» **Task details**: Reproduce every line of the records below verbatim, leaving out the pictures.
---
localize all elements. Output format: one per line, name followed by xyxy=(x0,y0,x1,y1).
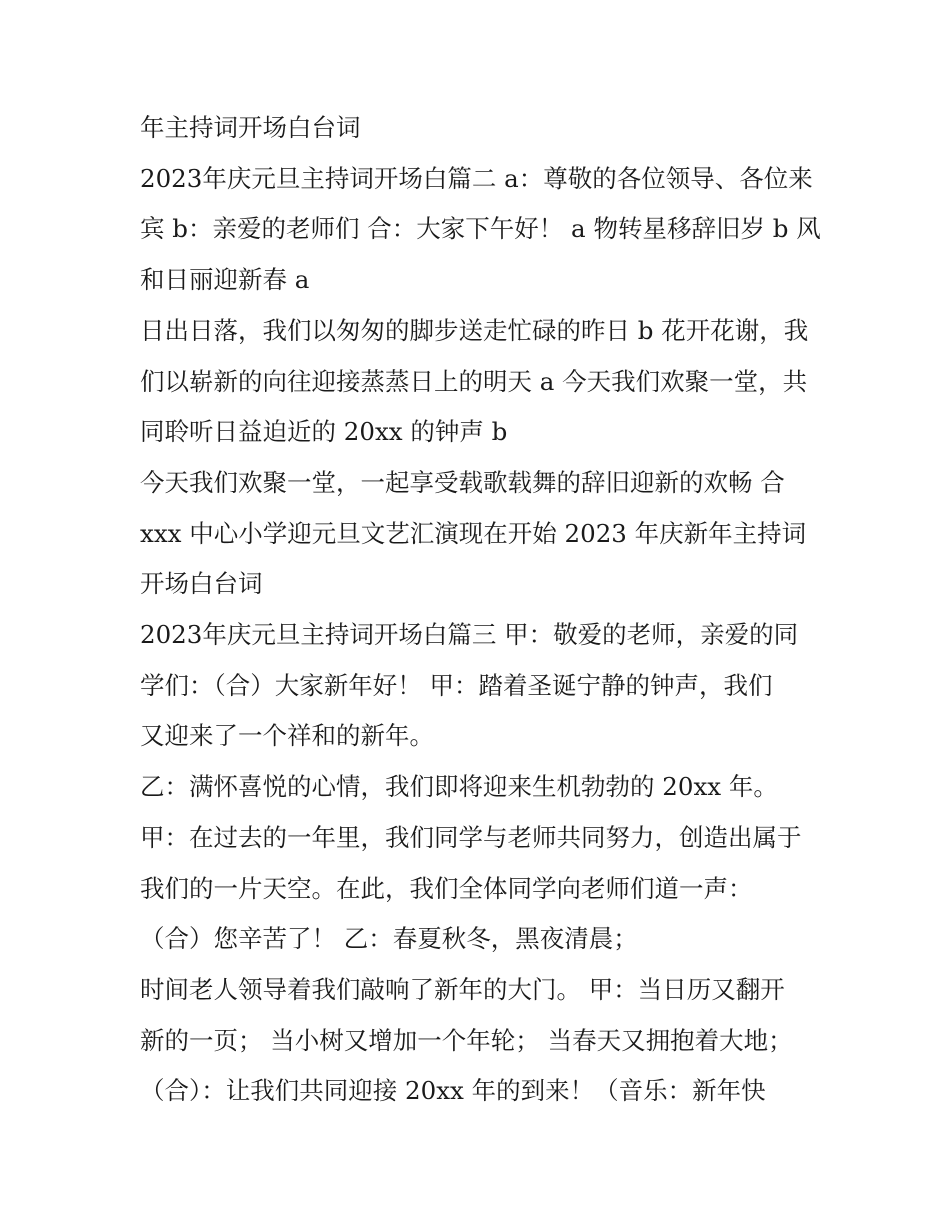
text-line: 又迎来了一个祥和的新年。 xyxy=(140,721,434,751)
text-line: 日出日落，我们以匆匆的脚步送走忙碌的昨日 b 花开花谢，我 xyxy=(140,315,809,345)
text-line: 宾 b：亲爱的老师们 合：大家下午好！ a 物转星移辞旧岁 b 风 xyxy=(140,214,821,244)
text-line: 开场白台词 xyxy=(140,569,263,599)
text-line: 新的一页； 当小树又增加一个年轮； 当春天又拥抱着大地； xyxy=(140,1025,793,1055)
text-line: （合）您辛苦了！ 乙：春夏秋冬，黑夜清晨； xyxy=(140,924,638,954)
text-line: 乙：满怀喜悦的心情，我们即将迎来生机勃勃的 20xx 年。 xyxy=(140,772,778,802)
text-line: 2023年庆元旦主持词开场白篇三 甲：敬爱的老师，亲爱的同 xyxy=(140,620,799,649)
text-line: xxx 中心小学迎元旦文艺汇演现在开始 2023 年庆新年主持词 xyxy=(140,518,807,548)
text-line: 年主持词开场白台词 xyxy=(140,113,361,142)
text-line: 同聆听日益迫近的 20xx 的钟声 b xyxy=(140,417,508,447)
text-line: 时间老人领导着我们敲响了新年的大门。 甲：当日历又翻开 xyxy=(140,974,785,1004)
text-line: 2023年庆元旦主持词开场白篇二 a：尊敬的各位领导、各位来 xyxy=(140,163,813,193)
text-line: 今天我们欢聚一堂，一起享受载歌载舞的辞旧迎新的欢畅 合 xyxy=(140,467,785,497)
text-line: 和日丽迎新春 a xyxy=(140,265,310,295)
text-line: 学们：（合）大家新年好！ 甲：踏着圣诞宁静的钟声，我们 xyxy=(140,670,773,700)
text-line: 我们的一片天空。在此，我们全体同学向老师们道一声： xyxy=(140,873,753,903)
text-line: 甲：在过去的一年里，我们同学与老师共同努力，创造出属于 xyxy=(140,822,802,852)
text-line: （合）：让我们共同迎接 20xx 年的到来！（音乐：新年快 xyxy=(140,1076,766,1106)
text-line: 们以崭新的向往迎接蒸蒸日上的明天 a 今天我们欢聚一堂，共 xyxy=(140,366,808,396)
---
» **Exercise solution**:
localize all elements. Output format: one per line, name followed by xyxy=(x0,y0,x1,y1).
text-line: 又迎来了一个祥和的新年。 xyxy=(140,721,434,751)
text-line: 日出日落，我们以匆匆的脚步送走忙碌的昨日 b 花开花谢，我 xyxy=(140,315,809,345)
text-line: 宾 b：亲爱的老师们 合：大家下午好！ a 物转星移辞旧岁 b 风 xyxy=(140,214,821,244)
text-line: 开场白台词 xyxy=(140,569,263,599)
text-line: 新的一页； 当小树又增加一个年轮； 当春天又拥抱着大地； xyxy=(140,1025,793,1055)
text-line: （合）您辛苦了！ 乙：春夏秋冬，黑夜清晨； xyxy=(140,924,638,954)
text-line: 乙：满怀喜悦的心情，我们即将迎来生机勃勃的 20xx 年。 xyxy=(140,772,778,802)
text-line: 2023年庆元旦主持词开场白篇三 甲：敬爱的老师，亲爱的同 xyxy=(140,620,799,649)
text-line: xxx 中心小学迎元旦文艺汇演现在开始 2023 年庆新年主持词 xyxy=(140,518,807,548)
text-line: 年主持词开场白台词 xyxy=(140,113,361,142)
text-line: 同聆听日益迫近的 20xx 的钟声 b xyxy=(140,417,508,447)
text-line: 时间老人领导着我们敲响了新年的大门。 甲：当日历又翻开 xyxy=(140,974,785,1004)
text-line: 2023年庆元旦主持词开场白篇二 a：尊敬的各位领导、各位来 xyxy=(140,163,813,193)
text-line: 今天我们欢聚一堂，一起享受载歌载舞的辞旧迎新的欢畅 合 xyxy=(140,467,785,497)
text-line: 和日丽迎新春 a xyxy=(140,265,310,295)
text-line: 学们：（合）大家新年好！ 甲：踏着圣诞宁静的钟声，我们 xyxy=(140,670,773,700)
text-line: 我们的一片天空。在此，我们全体同学向老师们道一声： xyxy=(140,873,753,903)
text-line: 甲：在过去的一年里，我们同学与老师共同努力，创造出属于 xyxy=(140,822,802,852)
text-line: （合）：让我们共同迎接 20xx 年的到来！（音乐：新年快 xyxy=(140,1076,766,1106)
text-line: 们以崭新的向往迎接蒸蒸日上的明天 a 今天我们欢聚一堂，共 xyxy=(140,366,808,396)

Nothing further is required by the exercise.